▸ WHAT TO PRODUCE:
Within the records that follow, find every line containing the string "износа". Copy those lines.
begin
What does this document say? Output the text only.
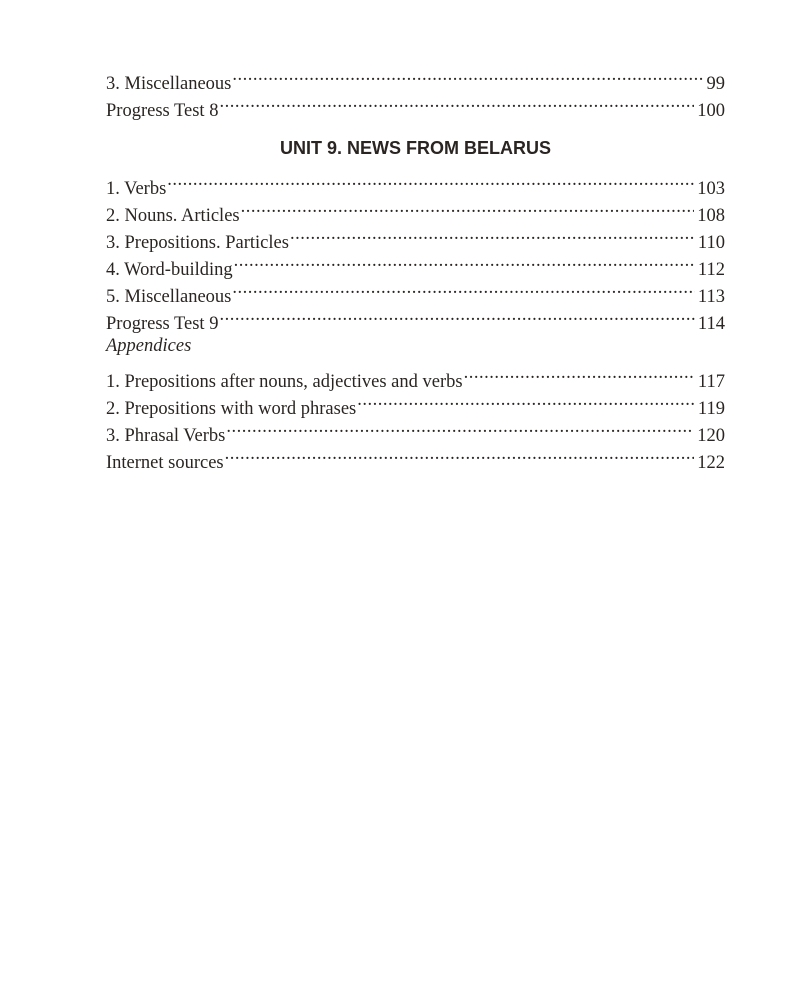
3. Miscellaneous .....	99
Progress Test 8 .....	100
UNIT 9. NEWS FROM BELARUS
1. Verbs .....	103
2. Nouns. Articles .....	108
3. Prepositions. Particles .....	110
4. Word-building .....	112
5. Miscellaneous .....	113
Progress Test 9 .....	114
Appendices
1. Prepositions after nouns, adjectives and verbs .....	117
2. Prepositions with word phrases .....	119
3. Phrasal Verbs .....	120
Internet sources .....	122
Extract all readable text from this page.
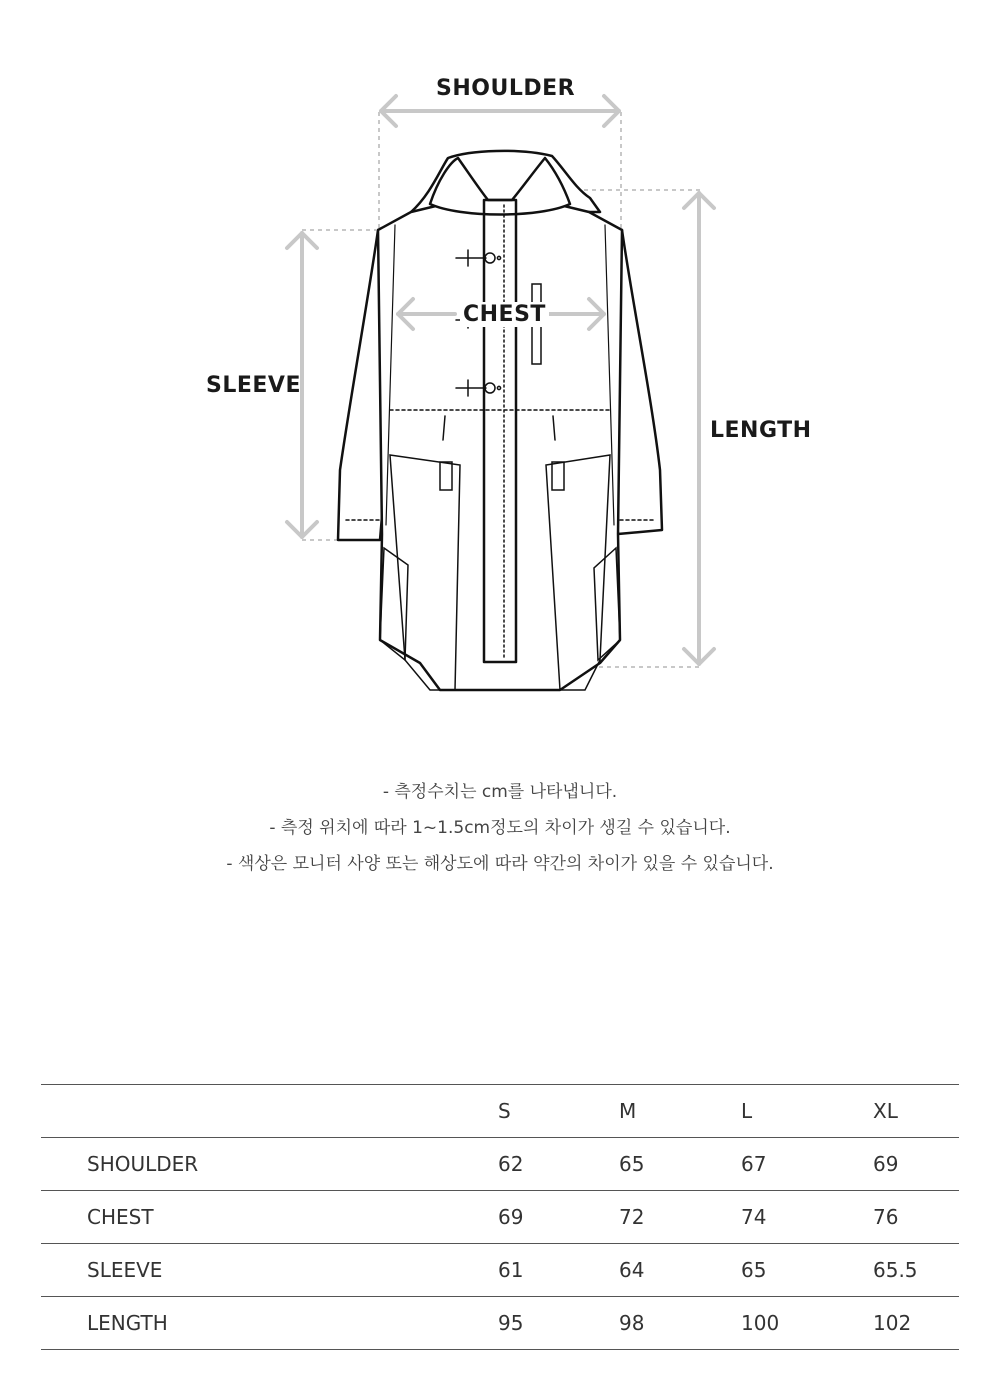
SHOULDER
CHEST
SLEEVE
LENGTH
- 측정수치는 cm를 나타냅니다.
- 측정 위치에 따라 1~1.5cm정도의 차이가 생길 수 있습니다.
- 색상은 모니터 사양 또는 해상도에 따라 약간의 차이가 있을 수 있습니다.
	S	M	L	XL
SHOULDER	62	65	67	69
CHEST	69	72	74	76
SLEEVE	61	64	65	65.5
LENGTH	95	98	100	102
end
begin
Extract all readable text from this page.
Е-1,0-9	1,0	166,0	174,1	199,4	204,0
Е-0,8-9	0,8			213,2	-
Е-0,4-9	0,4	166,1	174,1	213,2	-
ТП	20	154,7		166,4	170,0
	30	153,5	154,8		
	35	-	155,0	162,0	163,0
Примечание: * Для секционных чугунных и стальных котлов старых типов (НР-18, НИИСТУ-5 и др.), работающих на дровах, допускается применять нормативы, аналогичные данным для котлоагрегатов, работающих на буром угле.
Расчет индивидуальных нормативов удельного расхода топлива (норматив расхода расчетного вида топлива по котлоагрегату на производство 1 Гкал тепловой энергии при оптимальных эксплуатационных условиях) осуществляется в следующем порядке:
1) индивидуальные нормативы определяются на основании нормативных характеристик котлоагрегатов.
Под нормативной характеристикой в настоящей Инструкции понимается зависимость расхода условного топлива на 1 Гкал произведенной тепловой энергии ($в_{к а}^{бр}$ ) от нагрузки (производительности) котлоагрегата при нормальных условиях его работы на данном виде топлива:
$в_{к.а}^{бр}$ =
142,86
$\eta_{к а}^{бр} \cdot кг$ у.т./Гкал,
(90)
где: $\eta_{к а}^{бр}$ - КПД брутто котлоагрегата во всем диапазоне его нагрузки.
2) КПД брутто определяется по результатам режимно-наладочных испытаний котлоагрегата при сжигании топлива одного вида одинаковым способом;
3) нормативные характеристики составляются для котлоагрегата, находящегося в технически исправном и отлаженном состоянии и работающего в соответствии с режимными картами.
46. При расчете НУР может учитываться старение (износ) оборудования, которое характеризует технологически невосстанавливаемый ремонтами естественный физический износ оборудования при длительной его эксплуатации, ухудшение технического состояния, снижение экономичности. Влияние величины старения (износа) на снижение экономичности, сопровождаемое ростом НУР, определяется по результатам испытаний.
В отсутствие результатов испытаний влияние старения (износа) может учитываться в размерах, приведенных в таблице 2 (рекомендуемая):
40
end
▸ TASK RESULT:
46. При расчете НУР может учитываться старение (износ) оборудования, которое характеризует технологически невосстанавливаемый ремонтами естественный физический износ оборудования при длительной его эксплуатации, ухудшение технического состояния, снижение экономичности. Влияние величины старения (износа) на снижение экономичности, сопровождаемое ростом НУР, определяется по результатам испытаний.
В отсутствие результатов испытаний влияние старения (износа) может учитываться в размерах, приведенных в таблице 2 (рекомендуемая):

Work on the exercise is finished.